Given information start

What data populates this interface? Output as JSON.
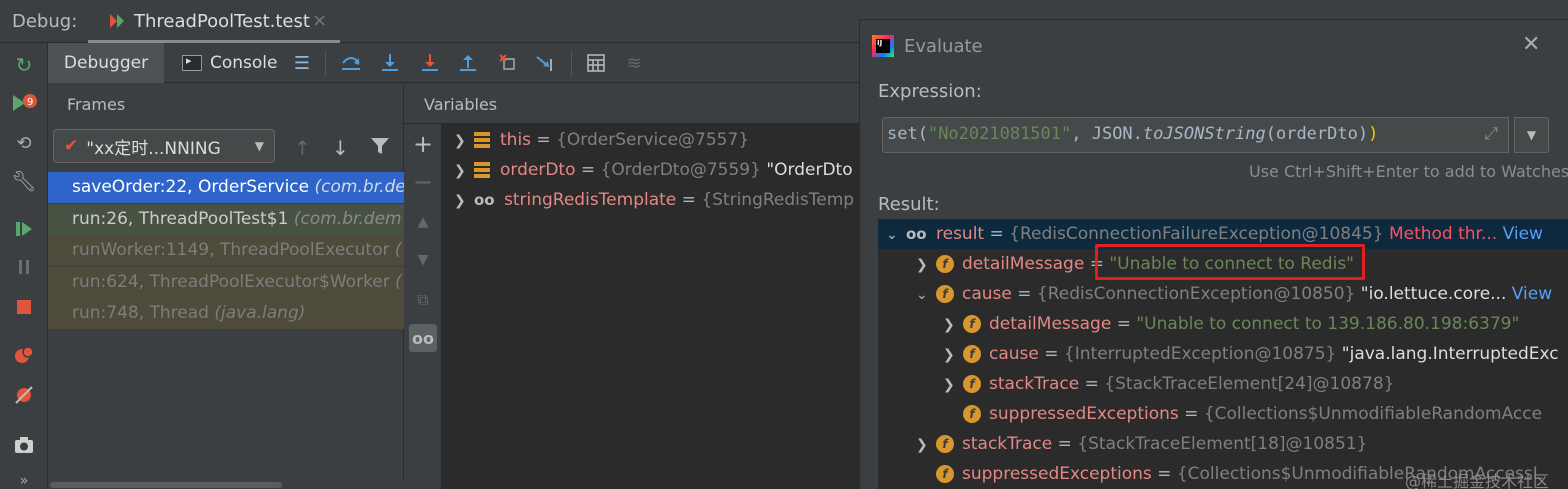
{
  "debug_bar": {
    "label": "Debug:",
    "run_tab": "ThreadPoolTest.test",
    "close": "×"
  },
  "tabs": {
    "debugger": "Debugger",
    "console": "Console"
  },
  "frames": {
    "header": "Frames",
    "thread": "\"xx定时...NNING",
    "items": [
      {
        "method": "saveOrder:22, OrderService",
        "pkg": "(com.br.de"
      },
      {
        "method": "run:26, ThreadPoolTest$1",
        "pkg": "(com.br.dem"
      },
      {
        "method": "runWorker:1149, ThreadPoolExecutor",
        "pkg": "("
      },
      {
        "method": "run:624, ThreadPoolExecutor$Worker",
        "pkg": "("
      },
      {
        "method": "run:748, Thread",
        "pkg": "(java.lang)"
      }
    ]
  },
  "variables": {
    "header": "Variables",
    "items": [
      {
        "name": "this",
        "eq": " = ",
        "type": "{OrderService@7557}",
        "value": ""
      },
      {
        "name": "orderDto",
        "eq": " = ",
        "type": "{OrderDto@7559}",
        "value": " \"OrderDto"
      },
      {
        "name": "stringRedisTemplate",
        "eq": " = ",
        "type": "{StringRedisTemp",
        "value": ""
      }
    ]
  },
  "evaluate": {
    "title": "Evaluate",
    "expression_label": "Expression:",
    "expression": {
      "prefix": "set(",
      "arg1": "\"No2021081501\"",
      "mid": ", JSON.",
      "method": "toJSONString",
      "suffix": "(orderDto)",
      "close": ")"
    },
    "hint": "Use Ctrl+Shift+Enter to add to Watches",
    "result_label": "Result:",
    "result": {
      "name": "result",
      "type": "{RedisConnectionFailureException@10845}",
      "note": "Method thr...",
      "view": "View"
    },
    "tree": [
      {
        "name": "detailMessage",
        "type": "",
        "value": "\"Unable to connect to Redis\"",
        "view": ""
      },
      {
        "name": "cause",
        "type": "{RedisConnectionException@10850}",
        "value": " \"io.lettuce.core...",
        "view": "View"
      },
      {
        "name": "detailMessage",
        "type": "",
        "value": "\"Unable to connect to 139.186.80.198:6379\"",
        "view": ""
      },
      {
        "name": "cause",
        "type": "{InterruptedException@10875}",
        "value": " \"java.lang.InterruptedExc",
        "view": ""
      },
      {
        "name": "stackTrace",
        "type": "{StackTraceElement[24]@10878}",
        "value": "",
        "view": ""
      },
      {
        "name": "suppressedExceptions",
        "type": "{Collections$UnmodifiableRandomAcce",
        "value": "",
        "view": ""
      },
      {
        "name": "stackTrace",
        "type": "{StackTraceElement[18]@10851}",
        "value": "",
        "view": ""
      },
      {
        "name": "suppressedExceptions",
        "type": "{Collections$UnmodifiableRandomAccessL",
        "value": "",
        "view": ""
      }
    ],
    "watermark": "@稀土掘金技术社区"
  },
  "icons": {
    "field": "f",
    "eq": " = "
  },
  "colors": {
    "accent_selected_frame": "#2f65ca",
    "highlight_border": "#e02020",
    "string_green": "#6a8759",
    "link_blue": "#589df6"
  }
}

Given information end

## Set task
Except for the pictures, print the data above exactly.

## Exercise response
What data populates this interface? Output as JSON.
{
  "debug_bar": {
    "label": "Debug:",
    "run_tab": "ThreadPoolTest.test",
    "close": "×"
  },
  "tabs": {
    "debugger": "Debugger",
    "console": "Console"
  },
  "frames": {
    "header": "Frames",
    "thread": "\"xx定时...NNING",
    "items": [
      {
        "method": "saveOrder:22, OrderService",
        "pkg": "(com.br.de"
      },
      {
        "method": "run:26, ThreadPoolTest$1",
        "pkg": "(com.br.dem"
      },
      {
        "method": "runWorker:1149, ThreadPoolExecutor",
        "pkg": "("
      },
      {
        "method": "run:624, ThreadPoolExecutor$Worker",
        "pkg": "("
      },
      {
        "method": "run:748, Thread",
        "pkg": "(java.lang)"
      }
    ]
  },
  "variables": {
    "header": "Variables",
    "items": [
      {
        "name": "this",
        "eq": " = ",
        "type": "{OrderService@7557}",
        "value": ""
      },
      {
        "name": "orderDto",
        "eq": " = ",
        "type": "{OrderDto@7559}",
        "value": " \"OrderDto"
      },
      {
        "name": "stringRedisTemplate",
        "eq": " = ",
        "type": "{StringRedisTemp",
        "value": ""
      }
    ]
  },
  "evaluate": {
    "title": "Evaluate",
    "expression_label": "Expression:",
    "expression": {
      "prefix": "set(",
      "arg1": "\"No2021081501\"",
      "mid": ", JSON.",
      "method": "toJSONString",
      "suffix": "(orderDto)",
      "close": ")"
    },
    "hint": "Use Ctrl+Shift+Enter to add to Watches",
    "result_label": "Result:",
    "result": {
      "name": "result",
      "type": "{RedisConnectionFailureException@10845}",
      "note": "Method thr...",
      "view": "View"
    },
    "tree": [
      {
        "name": "detailMessage",
        "type": "",
        "value": "\"Unable to connect to Redis\"",
        "view": ""
      },
      {
        "name": "cause",
        "type": "{RedisConnectionException@10850}",
        "value": " \"io.lettuce.core...",
        "view": "View"
      },
      {
        "name": "detailMessage",
        "type": "",
        "value": "\"Unable to connect to 139.186.80.198:6379\"",
        "view": ""
      },
      {
        "name": "cause",
        "type": "{InterruptedException@10875}",
        "value": " \"java.lang.InterruptedExc",
        "view": ""
      },
      {
        "name": "stackTrace",
        "type": "{StackTraceElement[24]@10878}",
        "value": "",
        "view": ""
      },
      {
        "name": "suppressedExceptions",
        "type": "{Collections$UnmodifiableRandomAcce",
        "value": "",
        "view": ""
      },
      {
        "name": "stackTrace",
        "type": "{StackTraceElement[18]@10851}",
        "value": "",
        "view": ""
      },
      {
        "name": "suppressedExceptions",
        "type": "{Collections$UnmodifiableRandomAccessL",
        "value": "",
        "view": ""
      }
    ],
    "watermark": "@稀土掘金技术社区"
  },
  "icons": {
    "field": "f",
    "eq": " = "
  },
  "colors": {
    "accent_selected_frame": "#2f65ca",
    "highlight_border": "#e02020",
    "string_green": "#6a8759",
    "link_blue": "#589df6"
  }
}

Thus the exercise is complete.